*Goal of the exercise:* Pick out every line in the data below that holds "cung".

*Data supplied:*
+---+

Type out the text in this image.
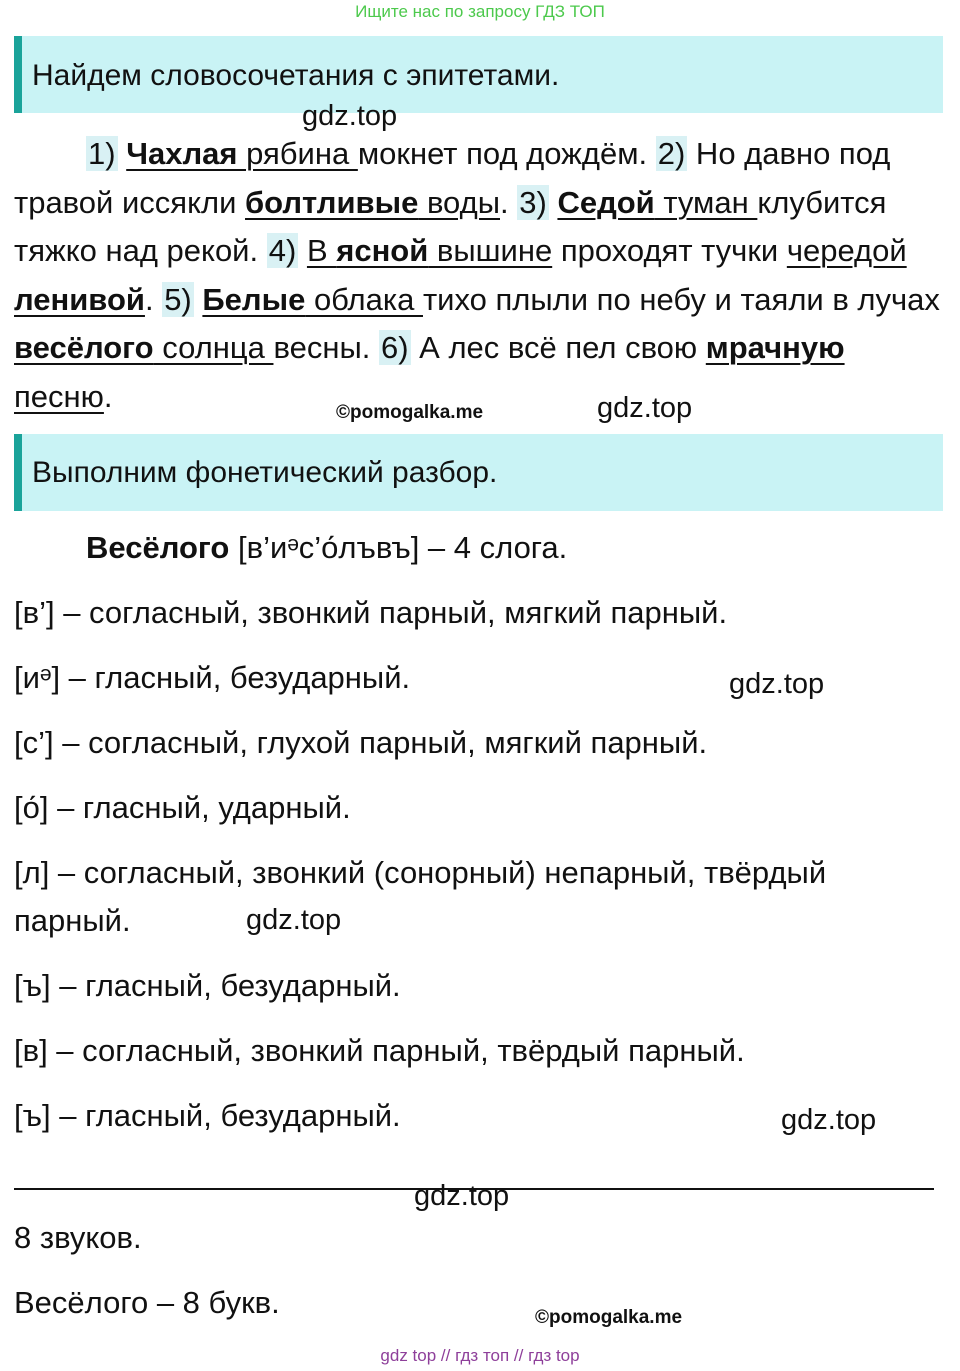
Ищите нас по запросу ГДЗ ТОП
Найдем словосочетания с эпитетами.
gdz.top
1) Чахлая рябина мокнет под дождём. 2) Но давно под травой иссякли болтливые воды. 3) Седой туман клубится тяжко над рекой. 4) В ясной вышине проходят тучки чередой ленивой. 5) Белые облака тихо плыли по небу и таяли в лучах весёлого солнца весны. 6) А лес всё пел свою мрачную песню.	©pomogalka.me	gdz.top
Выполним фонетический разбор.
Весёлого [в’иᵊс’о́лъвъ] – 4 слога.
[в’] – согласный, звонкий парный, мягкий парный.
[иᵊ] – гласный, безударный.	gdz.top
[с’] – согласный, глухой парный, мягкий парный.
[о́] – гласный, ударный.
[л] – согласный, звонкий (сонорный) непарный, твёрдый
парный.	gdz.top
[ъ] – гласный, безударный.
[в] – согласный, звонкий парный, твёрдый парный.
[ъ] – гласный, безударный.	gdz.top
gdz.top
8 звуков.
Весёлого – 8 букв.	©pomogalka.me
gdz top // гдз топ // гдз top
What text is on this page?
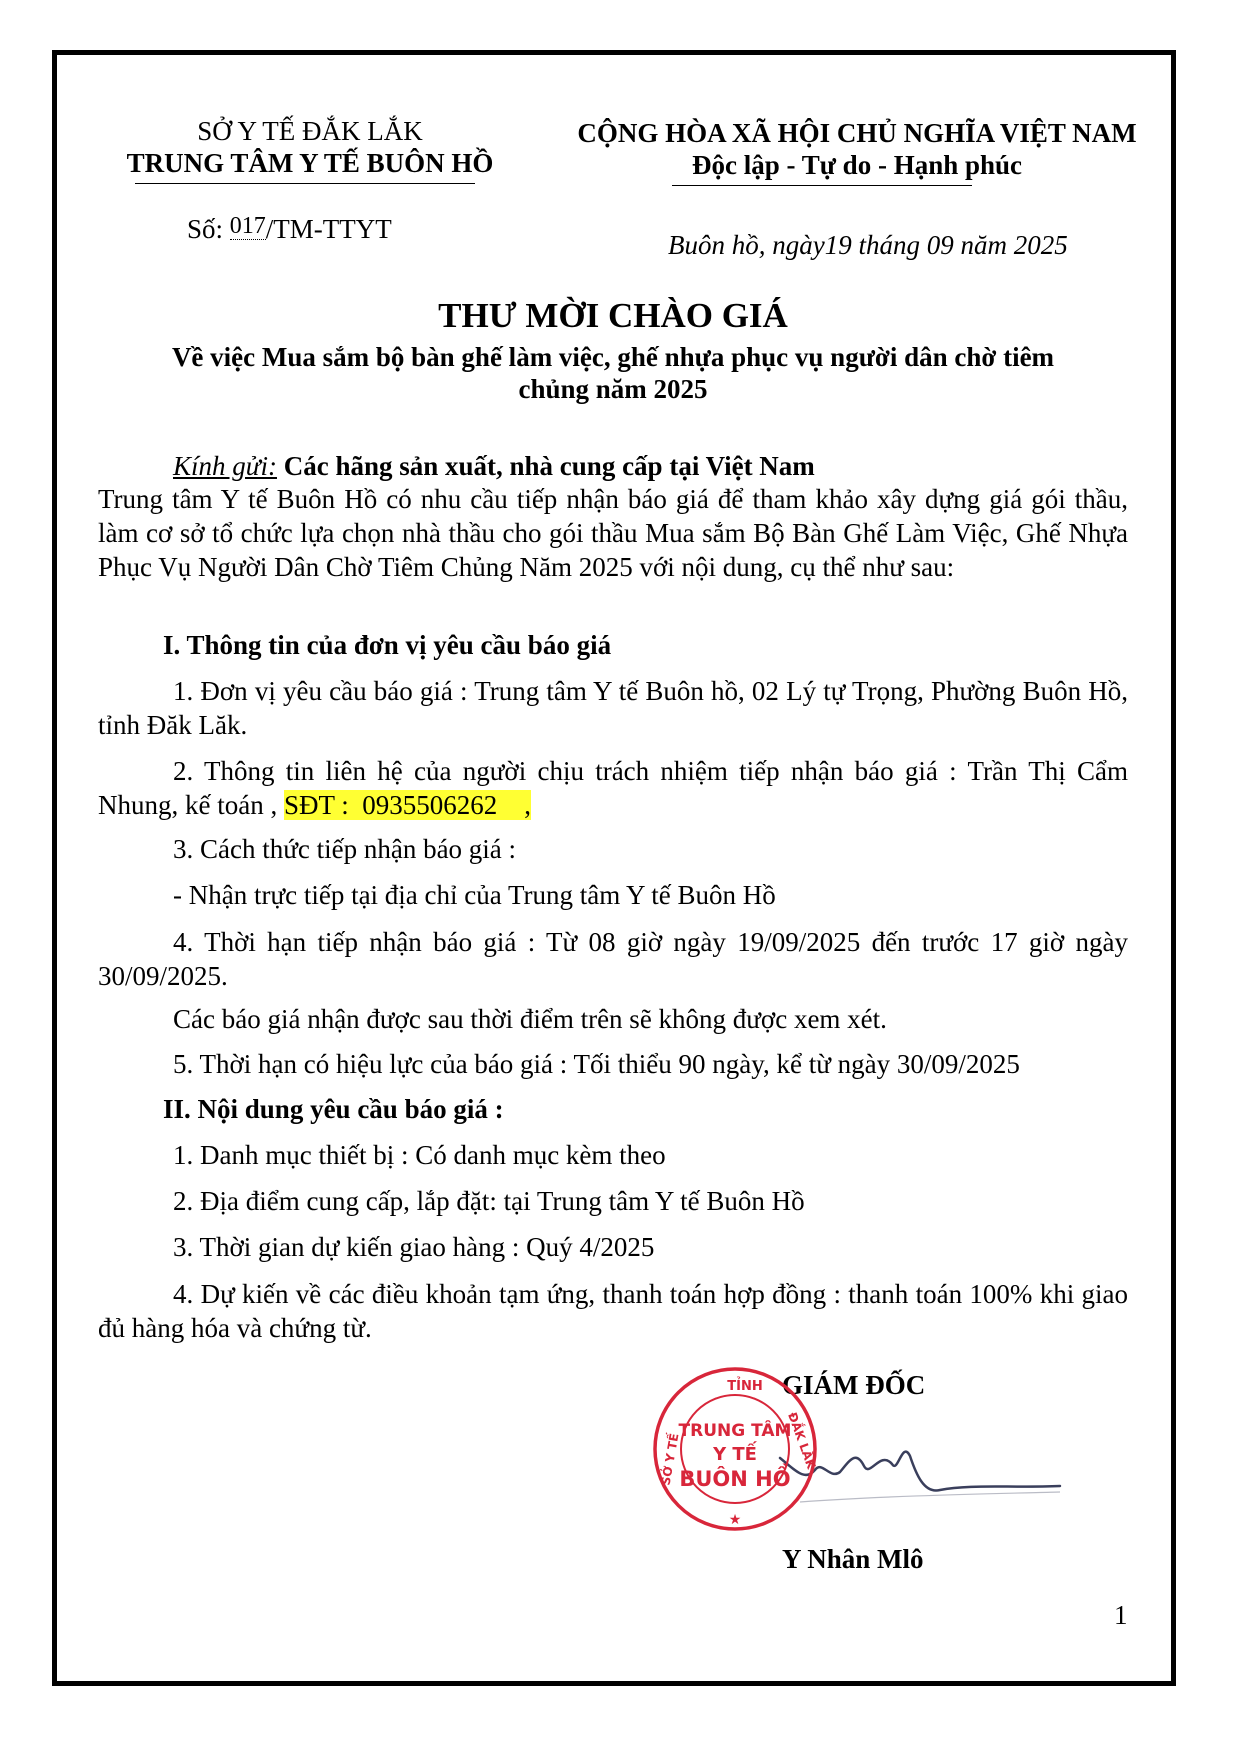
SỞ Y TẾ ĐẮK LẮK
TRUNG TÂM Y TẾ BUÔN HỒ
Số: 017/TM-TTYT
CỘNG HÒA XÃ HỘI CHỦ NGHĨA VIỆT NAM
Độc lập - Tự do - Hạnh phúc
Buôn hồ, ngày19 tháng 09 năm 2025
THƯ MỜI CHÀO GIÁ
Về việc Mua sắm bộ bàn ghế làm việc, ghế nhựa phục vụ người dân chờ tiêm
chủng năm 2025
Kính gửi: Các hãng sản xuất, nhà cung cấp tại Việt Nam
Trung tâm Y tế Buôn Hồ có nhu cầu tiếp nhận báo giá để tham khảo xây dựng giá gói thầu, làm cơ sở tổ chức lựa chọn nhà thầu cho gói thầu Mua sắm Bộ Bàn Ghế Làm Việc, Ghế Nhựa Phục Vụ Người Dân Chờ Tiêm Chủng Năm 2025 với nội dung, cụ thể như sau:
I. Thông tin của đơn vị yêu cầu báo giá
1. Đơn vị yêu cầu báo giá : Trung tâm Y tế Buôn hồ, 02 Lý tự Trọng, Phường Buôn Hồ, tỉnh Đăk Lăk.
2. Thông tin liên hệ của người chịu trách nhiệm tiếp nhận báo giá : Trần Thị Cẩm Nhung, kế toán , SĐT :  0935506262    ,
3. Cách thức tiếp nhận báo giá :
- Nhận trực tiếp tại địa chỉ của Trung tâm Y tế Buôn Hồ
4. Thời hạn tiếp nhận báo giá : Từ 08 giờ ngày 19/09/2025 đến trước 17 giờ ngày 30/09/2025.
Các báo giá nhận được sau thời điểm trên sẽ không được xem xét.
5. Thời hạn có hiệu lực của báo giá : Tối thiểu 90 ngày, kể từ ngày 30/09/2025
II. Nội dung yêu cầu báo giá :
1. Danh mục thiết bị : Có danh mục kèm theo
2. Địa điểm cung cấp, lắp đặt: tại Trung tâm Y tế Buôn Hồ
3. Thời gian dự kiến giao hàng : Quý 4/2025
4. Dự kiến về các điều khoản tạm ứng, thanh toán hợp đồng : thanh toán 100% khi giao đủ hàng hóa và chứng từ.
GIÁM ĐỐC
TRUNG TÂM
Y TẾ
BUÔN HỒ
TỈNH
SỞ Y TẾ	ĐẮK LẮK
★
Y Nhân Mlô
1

+---+

*Task result:*
Kính gửi: Các hãng sản xuất, nhà cung cấp tại Việt Nam
2. Địa điểm cung cấp, lắp đặt: tại Trung tâm Y tế Buôn Hồ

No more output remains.